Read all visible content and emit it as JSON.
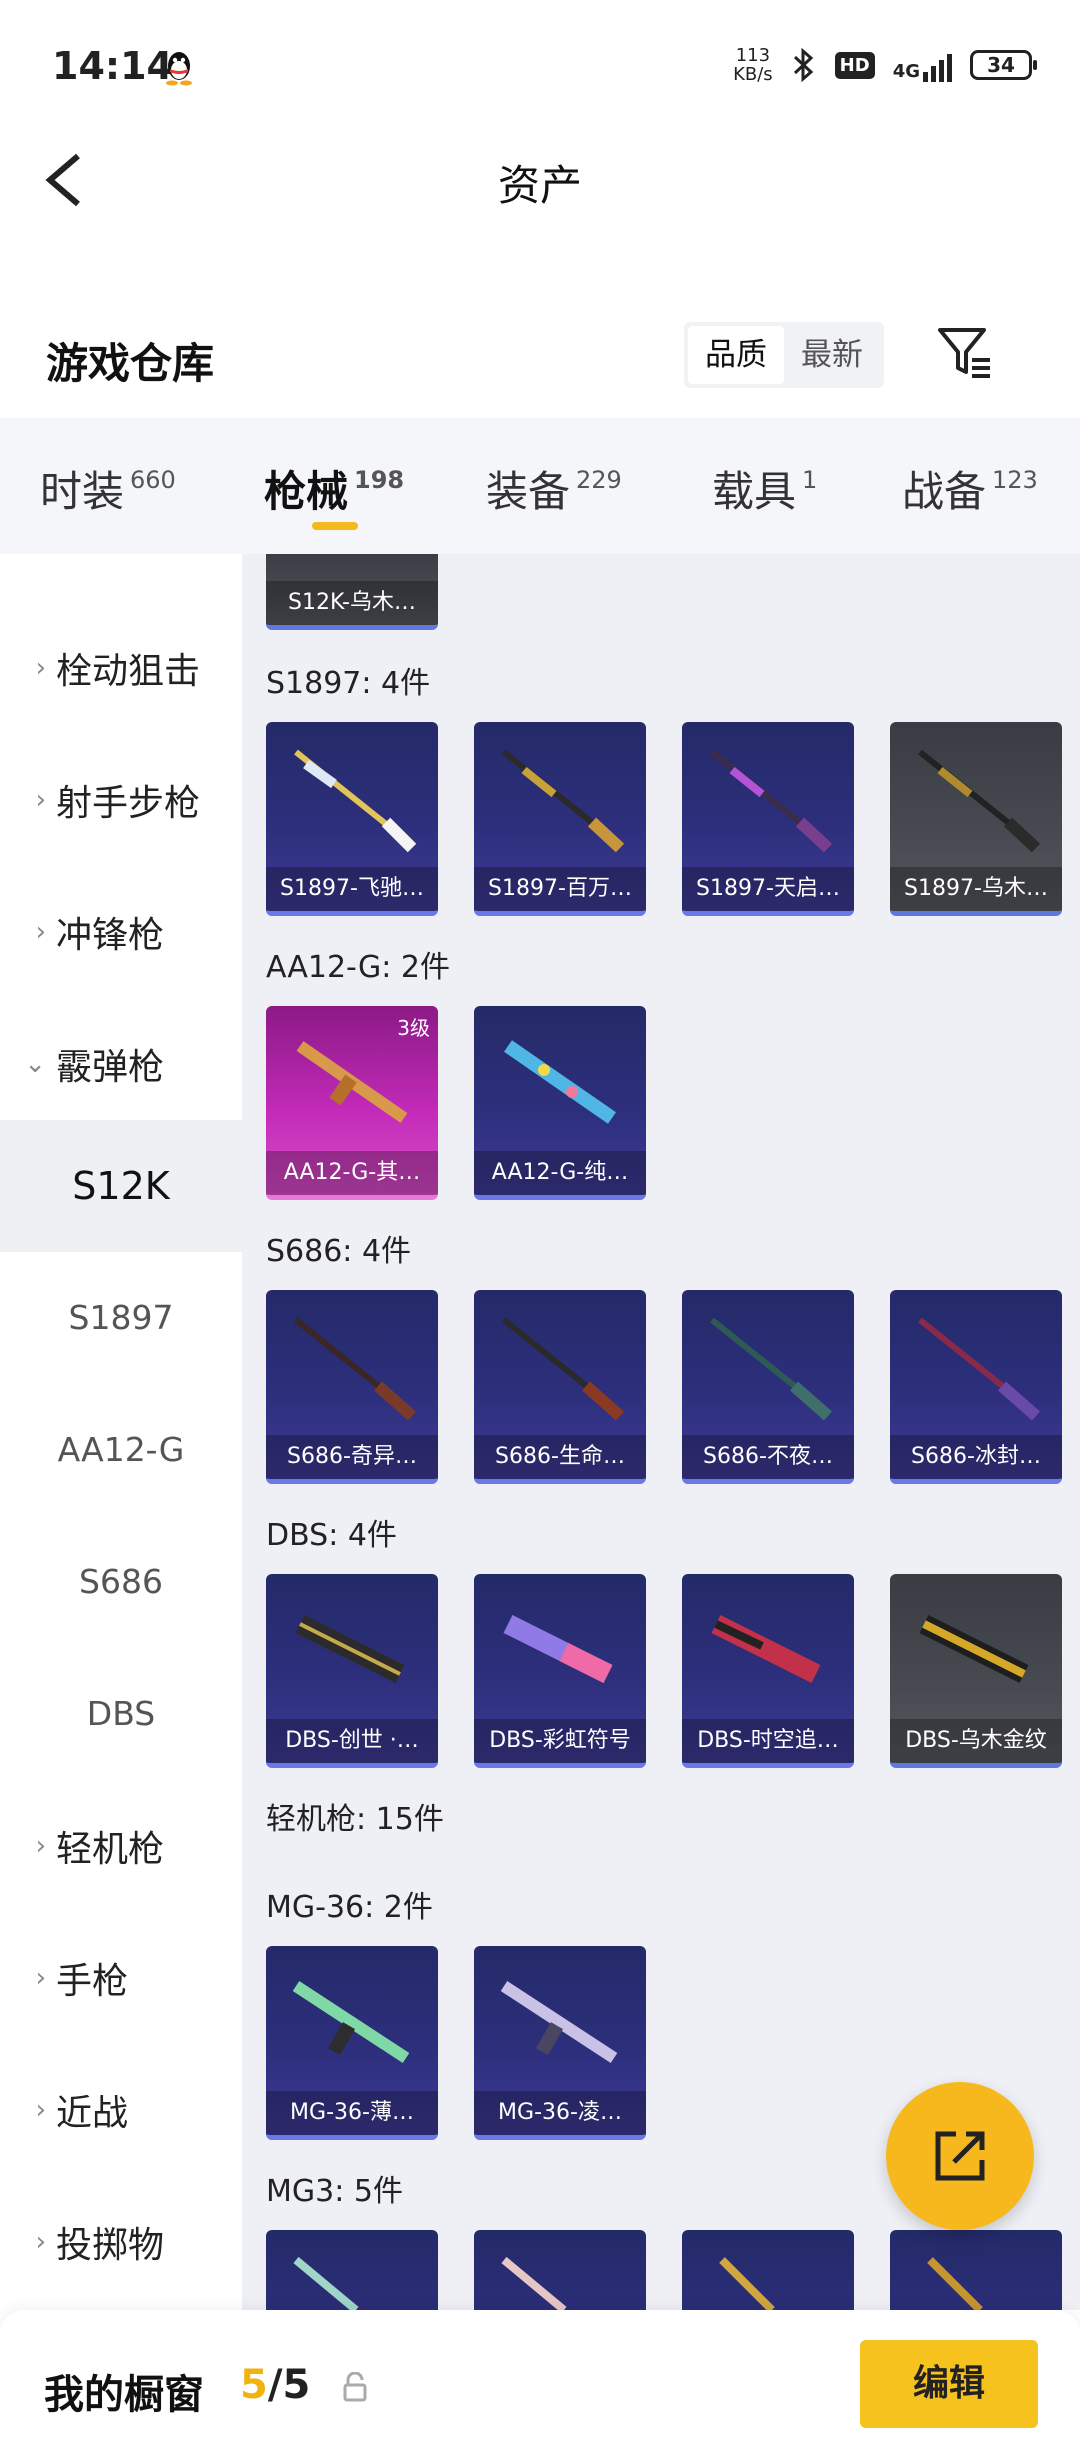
{
  "status": {
    "time": "14:14",
    "net_speed_value": "113",
    "net_speed_unit": "KB/s",
    "hd": "HD",
    "network": "4G",
    "battery": "34"
  },
  "header": {
    "title": "资产"
  },
  "warehouse": {
    "title": "游戏仓库",
    "sort_options": [
      "品质",
      "最新"
    ],
    "sort_active": "品质"
  },
  "tabs": [
    {
      "label": "时装",
      "count": "660"
    },
    {
      "label": "枪械",
      "count": "198"
    },
    {
      "label": "装备",
      "count": "229"
    },
    {
      "label": "载具",
      "count": "1"
    },
    {
      "label": "战备",
      "count": "123"
    }
  ],
  "sidebar": {
    "categories": [
      {
        "label": "栓动狙击",
        "expanded": false
      },
      {
        "label": "射手步枪",
        "expanded": false
      },
      {
        "label": "冲锋枪",
        "expanded": false
      },
      {
        "label": "霰弹枪",
        "expanded": true
      }
    ],
    "subitems": [
      "S12K",
      "S1897",
      "AA12-G",
      "S686",
      "DBS"
    ],
    "active_subitem": "S12K",
    "more_categories": [
      {
        "label": "轻机枪"
      },
      {
        "label": "手枪"
      },
      {
        "label": "近战"
      },
      {
        "label": "投掷物"
      }
    ]
  },
  "content": {
    "top_partial_card": {
      "label": "S12K-乌木…",
      "style": "grey"
    },
    "sections": [
      {
        "title": "S1897: 4件",
        "items": [
          {
            "label": "S1897-飞驰…",
            "style": "blue"
          },
          {
            "label": "S1897-百万…",
            "style": "blue"
          },
          {
            "label": "S1897-天启…",
            "style": "blue"
          },
          {
            "label": "S1897-乌木…",
            "style": "grey"
          }
        ]
      },
      {
        "title": "AA12-G: 2件",
        "items": [
          {
            "label": "AA12-G-其…",
            "style": "pink",
            "level": "3级"
          },
          {
            "label": "AA12-G-纯…",
            "style": "blue"
          }
        ]
      },
      {
        "title": "S686: 4件",
        "items": [
          {
            "label": "S686-奇异…",
            "style": "blue"
          },
          {
            "label": "S686-生命…",
            "style": "blue"
          },
          {
            "label": "S686-不夜…",
            "style": "blue"
          },
          {
            "label": "S686-冰封…",
            "style": "blue"
          }
        ]
      },
      {
        "title": "DBS: 4件",
        "items": [
          {
            "label": "DBS-创世 ·…",
            "style": "blue"
          },
          {
            "label": "DBS-彩虹符号",
            "style": "blue"
          },
          {
            "label": "DBS-时空追…",
            "style": "blue"
          },
          {
            "label": "DBS-乌木金纹",
            "style": "grey"
          }
        ]
      }
    ],
    "group_header": "轻机枪: 15件",
    "lmg_sections": [
      {
        "title": "MG-36: 2件",
        "items": [
          {
            "label": "MG-36-薄…",
            "style": "blue"
          },
          {
            "label": "MG-36-凌…",
            "style": "blue"
          }
        ]
      },
      {
        "title": "MG3: 5件"
      }
    ]
  },
  "showcase": {
    "title": "我的橱窗",
    "current": "5",
    "total": "/5",
    "edit_label": "编辑"
  }
}
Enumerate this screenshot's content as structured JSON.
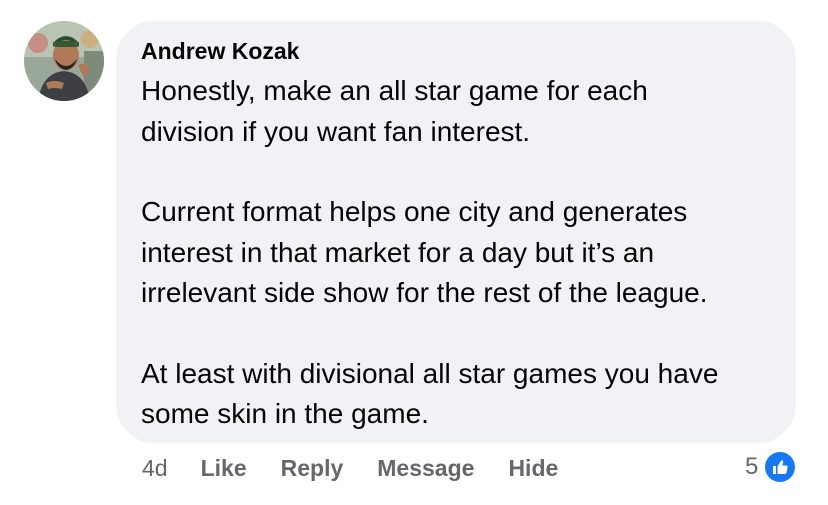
{
  "comment": {
    "author": "Andrew Kozak",
    "avatar_icon": "user-profile-photo",
    "paragraphs": [
      [
        "Honestly, make an all star game for each",
        "division if you want fan interest."
      ],
      [
        "Current format helps one city and generates",
        "interest in that market for a day but it’s an",
        "irrelevant side show for the rest of the league."
      ],
      [
        "At least with divisional all star games you have",
        "some skin in the game."
      ]
    ]
  },
  "actions": {
    "timestamp": "4d",
    "like_label": "Like",
    "reply_label": "Reply",
    "message_label": "Message",
    "hide_label": "Hide"
  },
  "reactions": {
    "count": "5",
    "icon": "thumbs-up-icon",
    "color": "#1877f2"
  },
  "colors": {
    "bubble": "#f0f2f5",
    "text": "#050505",
    "secondary_text": "#65676b"
  }
}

** WRITTEN PROBLEM **
Quote the records above exactly, leaving out any pictures.

** ANSWER TO THIS EXERCISE **
Read all visible content and emit it as JSON.
{
  "status": {
    "time": "14:14",
    "net_speed_value": "113",
    "net_speed_unit": "KB/s",
    "hd": "HD",
    "network": "4G",
    "battery": "34"
  },
  "header": {
    "title": "资产"
  },
  "warehouse": {
    "title": "游戏仓库",
    "sort_options": [
      "品质",
      "最新"
    ],
    "sort_active": "品质"
  },
  "tabs": [
    {
      "label": "时装",
      "count": "660"
    },
    {
      "label": "枪械",
      "count": "198"
    },
    {
      "label": "装备",
      "count": "229"
    },
    {
      "label": "载具",
      "count": "1"
    },
    {
      "label": "战备",
      "count": "123"
    }
  ],
  "sidebar": {
    "categories": [
      {
        "label": "栓动狙击",
        "expanded": false
      },
      {
        "label": "射手步枪",
        "expanded": false
      },
      {
        "label": "冲锋枪",
        "expanded": false
      },
      {
        "label": "霰弹枪",
        "expanded": true
      }
    ],
    "subitems": [
      "S12K",
      "S1897",
      "AA12-G",
      "S686",
      "DBS"
    ],
    "active_subitem": "S12K",
    "more_categories": [
      {
        "label": "轻机枪"
      },
      {
        "label": "手枪"
      },
      {
        "label": "近战"
      },
      {
        "label": "投掷物"
      }
    ]
  },
  "content": {
    "top_partial_card": {
      "label": "S12K-乌木…",
      "style": "grey"
    },
    "sections": [
      {
        "title": "S1897: 4件",
        "items": [
          {
            "label": "S1897-飞驰…",
            "style": "blue"
          },
          {
            "label": "S1897-百万…",
            "style": "blue"
          },
          {
            "label": "S1897-天启…",
            "style": "blue"
          },
          {
            "label": "S1897-乌木…",
            "style": "grey"
          }
        ]
      },
      {
        "title": "AA12-G: 2件",
        "items": [
          {
            "label": "AA12-G-其…",
            "style": "pink",
            "level": "3级"
          },
          {
            "label": "AA12-G-纯…",
            "style": "blue"
          }
        ]
      },
      {
        "title": "S686: 4件",
        "items": [
          {
            "label": "S686-奇异…",
            "style": "blue"
          },
          {
            "label": "S686-生命…",
            "style": "blue"
          },
          {
            "label": "S686-不夜…",
            "style": "blue"
          },
          {
            "label": "S686-冰封…",
            "style": "blue"
          }
        ]
      },
      {
        "title": "DBS: 4件",
        "items": [
          {
            "label": "DBS-创世 ·…",
            "style": "blue"
          },
          {
            "label": "DBS-彩虹符号",
            "style": "blue"
          },
          {
            "label": "DBS-时空追…",
            "style": "blue"
          },
          {
            "label": "DBS-乌木金纹",
            "style": "grey"
          }
        ]
      }
    ],
    "group_header": "轻机枪: 15件",
    "lmg_sections": [
      {
        "title": "MG-36: 2件",
        "items": [
          {
            "label": "MG-36-薄…",
            "style": "blue"
          },
          {
            "label": "MG-36-凌…",
            "style": "blue"
          }
        ]
      },
      {
        "title": "MG3: 5件"
      }
    ]
  },
  "showcase": {
    "title": "我的橱窗",
    "current": "5",
    "total": "/5",
    "edit_label": "编辑"
  }
}
Enumerate this screenshot's content as structured JSON.
{
  "comment": {
    "author": "Andrew Kozak",
    "avatar_icon": "user-profile-photo",
    "paragraphs": [
      [
        "Honestly, make an all star game for each",
        "division if you want fan interest."
      ],
      [
        "Current format helps one city and generates",
        "interest in that market for a day but it’s an",
        "irrelevant side show for the rest of the league."
      ],
      [
        "At least with divisional all star games you have",
        "some skin in the game."
      ]
    ]
  },
  "actions": {
    "timestamp": "4d",
    "like_label": "Like",
    "reply_label": "Reply",
    "message_label": "Message",
    "hide_label": "Hide"
  },
  "reactions": {
    "count": "5",
    "icon": "thumbs-up-icon",
    "color": "#1877f2"
  },
  "colors": {
    "bubble": "#f0f2f5",
    "text": "#050505",
    "secondary_text": "#65676b"
  }
}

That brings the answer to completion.